───── Extracto de la página
Donde, por alguna razón, eso no era posible, dirigían su mirada a la imagen de Cristo en el ábside o a la cruz, para orientarse interiormente hacia el Señor. Porque, en definitiva, se trataba de este hecho interior: de la conversión, de dirigir nuestra alma hacia Jesucristo y, de ese modo, hacia el Dios vivo, hacia la luz verdadera.

Además, se hacía también otra exclamación que aún hoy, antes del Canon, se dirige a la comunidad creyente: <Sursum corda>, (levantemos el corazón),  fuera de la maraña de nuestras preocupaciones, de nuestros deseos, de nuestras angustias, de nuestra distracción.

Levantad vuestro corazón, vuestra interioridad. Con ambas exclamaciones se nos exhorta de alguna manera a renovar nuestro bautismo. <Conversi are dominum>: Siempre debemos apartarnos de los caminos equivocados, en los que tan a menudo nos movemos con nuestro pensamiento y nuestras obras.

Siempre tenemos que dirigirnos a Él, que es el camino la verdad y la vida. Siempre hemos de ser convertidos, dirigir toda la vida a Dios. Y siempre tenemos que dejar que nuestro corazón sea substraído de la fuerza de gravedad, que lo atrae hacia abajo, y levantarlo interiormente hacia lo alto: hacia la verdad y el amor…”
──────────
───── Entradas del conjunto
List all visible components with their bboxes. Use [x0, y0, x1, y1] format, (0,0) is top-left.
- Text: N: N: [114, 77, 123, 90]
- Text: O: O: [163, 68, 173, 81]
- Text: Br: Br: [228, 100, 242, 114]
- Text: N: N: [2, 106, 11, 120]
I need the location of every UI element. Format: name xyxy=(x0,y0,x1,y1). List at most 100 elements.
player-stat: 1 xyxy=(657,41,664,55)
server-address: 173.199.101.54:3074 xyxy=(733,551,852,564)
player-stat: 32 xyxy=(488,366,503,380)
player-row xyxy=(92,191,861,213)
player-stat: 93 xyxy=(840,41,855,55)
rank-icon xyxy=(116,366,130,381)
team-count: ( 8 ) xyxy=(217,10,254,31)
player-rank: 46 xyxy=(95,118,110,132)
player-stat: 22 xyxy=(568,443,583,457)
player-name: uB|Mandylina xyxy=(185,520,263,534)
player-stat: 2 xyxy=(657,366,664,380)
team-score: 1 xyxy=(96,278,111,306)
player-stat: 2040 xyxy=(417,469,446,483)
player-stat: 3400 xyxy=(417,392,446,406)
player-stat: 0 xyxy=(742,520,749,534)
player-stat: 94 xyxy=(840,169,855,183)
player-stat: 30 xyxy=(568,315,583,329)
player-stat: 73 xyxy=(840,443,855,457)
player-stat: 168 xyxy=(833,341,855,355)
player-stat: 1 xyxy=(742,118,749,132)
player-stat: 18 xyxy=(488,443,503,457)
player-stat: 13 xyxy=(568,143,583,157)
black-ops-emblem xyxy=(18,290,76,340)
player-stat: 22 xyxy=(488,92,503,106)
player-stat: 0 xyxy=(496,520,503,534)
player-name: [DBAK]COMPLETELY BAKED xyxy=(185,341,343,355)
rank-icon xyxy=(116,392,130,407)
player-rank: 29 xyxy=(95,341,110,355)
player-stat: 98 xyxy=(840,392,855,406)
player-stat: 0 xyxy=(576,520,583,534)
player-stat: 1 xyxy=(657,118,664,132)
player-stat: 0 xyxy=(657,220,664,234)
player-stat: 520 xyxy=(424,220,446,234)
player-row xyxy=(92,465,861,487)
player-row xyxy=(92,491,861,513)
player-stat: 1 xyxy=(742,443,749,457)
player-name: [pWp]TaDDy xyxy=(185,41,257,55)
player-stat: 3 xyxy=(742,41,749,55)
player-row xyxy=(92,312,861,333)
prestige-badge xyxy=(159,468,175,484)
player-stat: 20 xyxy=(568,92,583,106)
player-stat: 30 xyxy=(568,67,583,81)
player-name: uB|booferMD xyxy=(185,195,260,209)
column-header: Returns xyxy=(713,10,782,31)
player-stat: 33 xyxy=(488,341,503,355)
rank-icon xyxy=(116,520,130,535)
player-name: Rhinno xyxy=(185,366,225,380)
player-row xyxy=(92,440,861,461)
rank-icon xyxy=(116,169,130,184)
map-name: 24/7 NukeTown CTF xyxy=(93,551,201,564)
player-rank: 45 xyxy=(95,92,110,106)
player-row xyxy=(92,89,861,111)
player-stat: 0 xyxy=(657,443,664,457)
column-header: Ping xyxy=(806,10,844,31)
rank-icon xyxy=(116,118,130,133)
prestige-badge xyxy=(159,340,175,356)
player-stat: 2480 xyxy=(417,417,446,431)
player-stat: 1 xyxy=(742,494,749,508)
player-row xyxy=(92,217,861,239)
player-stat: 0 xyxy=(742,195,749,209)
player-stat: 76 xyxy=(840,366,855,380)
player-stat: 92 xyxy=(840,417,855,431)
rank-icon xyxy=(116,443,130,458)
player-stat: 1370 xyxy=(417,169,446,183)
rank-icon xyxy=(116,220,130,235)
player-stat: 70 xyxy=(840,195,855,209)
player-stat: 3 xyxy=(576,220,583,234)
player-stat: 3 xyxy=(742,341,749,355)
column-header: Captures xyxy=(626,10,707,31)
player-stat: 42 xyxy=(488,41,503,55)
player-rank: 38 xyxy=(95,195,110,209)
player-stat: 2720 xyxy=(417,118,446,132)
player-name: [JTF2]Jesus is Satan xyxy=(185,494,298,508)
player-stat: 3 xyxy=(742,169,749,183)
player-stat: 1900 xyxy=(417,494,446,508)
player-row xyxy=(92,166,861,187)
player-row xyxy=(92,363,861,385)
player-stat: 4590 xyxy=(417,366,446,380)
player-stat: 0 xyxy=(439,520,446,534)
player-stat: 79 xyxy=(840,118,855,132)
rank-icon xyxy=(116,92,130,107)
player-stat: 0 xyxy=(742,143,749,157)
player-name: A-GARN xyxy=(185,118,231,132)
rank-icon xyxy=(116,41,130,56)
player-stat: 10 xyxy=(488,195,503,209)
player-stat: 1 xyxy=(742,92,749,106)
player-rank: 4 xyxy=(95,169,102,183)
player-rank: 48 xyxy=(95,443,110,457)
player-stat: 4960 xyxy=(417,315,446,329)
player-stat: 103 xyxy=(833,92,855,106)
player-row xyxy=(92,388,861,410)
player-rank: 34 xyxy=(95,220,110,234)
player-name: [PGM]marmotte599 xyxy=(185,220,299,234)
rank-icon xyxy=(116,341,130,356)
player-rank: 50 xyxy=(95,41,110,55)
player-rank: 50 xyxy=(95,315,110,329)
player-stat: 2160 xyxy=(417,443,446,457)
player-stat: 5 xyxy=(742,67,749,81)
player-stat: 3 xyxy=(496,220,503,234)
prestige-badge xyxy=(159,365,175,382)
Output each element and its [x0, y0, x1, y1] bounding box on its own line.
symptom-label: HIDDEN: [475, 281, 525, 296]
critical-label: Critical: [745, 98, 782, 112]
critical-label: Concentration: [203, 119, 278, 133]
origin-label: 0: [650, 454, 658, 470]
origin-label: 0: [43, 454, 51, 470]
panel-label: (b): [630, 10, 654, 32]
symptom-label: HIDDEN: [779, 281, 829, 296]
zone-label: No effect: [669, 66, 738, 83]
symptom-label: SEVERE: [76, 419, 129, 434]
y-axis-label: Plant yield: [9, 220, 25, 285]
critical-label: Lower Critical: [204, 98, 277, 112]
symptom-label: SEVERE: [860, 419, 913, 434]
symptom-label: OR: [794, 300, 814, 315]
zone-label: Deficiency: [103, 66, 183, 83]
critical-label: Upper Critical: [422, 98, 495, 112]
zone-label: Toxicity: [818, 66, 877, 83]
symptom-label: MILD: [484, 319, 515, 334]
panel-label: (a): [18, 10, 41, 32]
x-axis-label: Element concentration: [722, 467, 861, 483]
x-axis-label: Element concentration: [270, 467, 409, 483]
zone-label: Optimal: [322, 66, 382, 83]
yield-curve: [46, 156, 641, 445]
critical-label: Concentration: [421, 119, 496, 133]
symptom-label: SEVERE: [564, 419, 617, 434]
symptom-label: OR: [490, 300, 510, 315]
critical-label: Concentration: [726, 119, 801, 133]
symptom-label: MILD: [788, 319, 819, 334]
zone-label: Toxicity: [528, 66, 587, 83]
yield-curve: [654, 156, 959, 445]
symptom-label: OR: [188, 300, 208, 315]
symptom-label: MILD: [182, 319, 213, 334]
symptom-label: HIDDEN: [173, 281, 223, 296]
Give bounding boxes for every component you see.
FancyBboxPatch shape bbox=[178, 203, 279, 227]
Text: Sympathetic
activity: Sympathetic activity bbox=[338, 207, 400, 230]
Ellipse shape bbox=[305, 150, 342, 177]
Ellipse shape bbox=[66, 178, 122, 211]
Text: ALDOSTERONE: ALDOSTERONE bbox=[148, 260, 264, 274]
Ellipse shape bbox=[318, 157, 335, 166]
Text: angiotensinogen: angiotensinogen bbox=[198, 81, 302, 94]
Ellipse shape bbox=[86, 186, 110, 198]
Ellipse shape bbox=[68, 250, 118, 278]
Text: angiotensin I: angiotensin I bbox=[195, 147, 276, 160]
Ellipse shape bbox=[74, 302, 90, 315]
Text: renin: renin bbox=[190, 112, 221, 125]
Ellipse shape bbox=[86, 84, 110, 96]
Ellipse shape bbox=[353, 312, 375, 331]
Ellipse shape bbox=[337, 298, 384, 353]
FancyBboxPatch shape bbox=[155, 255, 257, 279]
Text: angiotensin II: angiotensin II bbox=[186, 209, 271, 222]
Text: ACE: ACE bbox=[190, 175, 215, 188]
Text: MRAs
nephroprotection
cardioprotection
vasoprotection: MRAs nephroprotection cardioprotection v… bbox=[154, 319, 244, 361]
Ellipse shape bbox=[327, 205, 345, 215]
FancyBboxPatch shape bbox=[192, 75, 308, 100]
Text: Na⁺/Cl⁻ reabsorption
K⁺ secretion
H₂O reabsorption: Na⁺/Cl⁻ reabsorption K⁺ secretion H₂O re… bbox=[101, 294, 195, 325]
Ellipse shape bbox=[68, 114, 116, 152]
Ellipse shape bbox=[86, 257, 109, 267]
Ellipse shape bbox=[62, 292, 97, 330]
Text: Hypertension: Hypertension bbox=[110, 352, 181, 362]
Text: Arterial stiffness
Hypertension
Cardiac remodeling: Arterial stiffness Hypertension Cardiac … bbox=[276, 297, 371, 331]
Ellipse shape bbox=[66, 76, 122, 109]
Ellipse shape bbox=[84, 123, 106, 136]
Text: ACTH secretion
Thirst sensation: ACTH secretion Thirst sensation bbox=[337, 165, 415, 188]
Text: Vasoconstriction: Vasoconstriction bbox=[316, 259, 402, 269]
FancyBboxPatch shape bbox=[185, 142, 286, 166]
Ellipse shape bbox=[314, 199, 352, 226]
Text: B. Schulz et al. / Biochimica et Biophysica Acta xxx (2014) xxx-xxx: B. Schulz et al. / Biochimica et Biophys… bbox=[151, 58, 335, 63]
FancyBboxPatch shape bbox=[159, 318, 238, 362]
──────────
Instrucciones:
(1) Indica si cada una de estas afirmaciones coincide con el fragmento sobre la conversión. Responde sí o no y cita textualmente las palabras que lo deciden: (a) la exclamación «Sursum corda» se dirige a la comunidad creyente antes del Canon; (b) las dos exclamaciones exhortan a renovar el bautismo; (c) la fuerza de gravedad atrae el corazón hacia lo alto.
(2) Retoma el fragmento sobre la conversión donde termina y escribe su continuación.
El listado proviene de otra fuente.

Respuestas escritas:
(1)
(a) Sí: «que aún hoy, antes del Canon, se dirige a la comunidad creyente».
(b) Sí: «Con ambas exclamaciones se nos exhorta de alguna manera a renovar nuestro bautismo».
(c) No: «la fuerza de gravedad, que lo atrae hacia abajo».

(2)
Por otra parte, el tema de la Satisfacción es importantísimo, especialmente en pecados en los que se ha hecho daño al prójimo y es preciso tratar de reparar dicho daño porque como asegura  el Catecismo de la Iglesia Católica (Nº 1459):

“El pecado hiere y debilita al pecador mismo, así como sus relaciones con Dios y con el prójimo. La absolución quita el pecado, pero no remedia todos los desórdenes que el pecador causó (Cc. Trento Ds 1712). Liberado el pecado, el pecador debe todavía recobrar la plena salud espiritual. Por tanto, debe hacer algo más para reparar sus pecados: debe <satisfacer> de manera apropiada o <expiar> sus pecados. Esta satisfacción se llama <penitencia>”

 


Es importante recordar también que la penitencia que el confesor impone, debe tener en cuenta las características del pecado cometido y la situación personal del pecador  (C.I.C. Nº 1460):

“La penitencia que el confesor impone debe tener en cuenta la situación personal del penitente y buscar su bien espiritual. Debe corresponder todo lo posible a la gravedad y a la naturaleza de los pecados cometidos. Puede consistir en la oración, en ofrendas, en obras de misericordia, servicios al prójimo, privaciones voluntarias, sacrificios y sobre todo la aceptación paciente de la Cruz que debemos llevar. Tales penitencias ayudan a configurarnos con Cristo que es,  el Único, que expió nuestros pecados una vez por todas (Rm 3, 25; 1 Jn 2, 1-2). Nos permiten llegar a ser coherederos de Cristo resucitado, ya que sufrimos con él (Rm 8,17; Cc. Trento: Ds 1690)”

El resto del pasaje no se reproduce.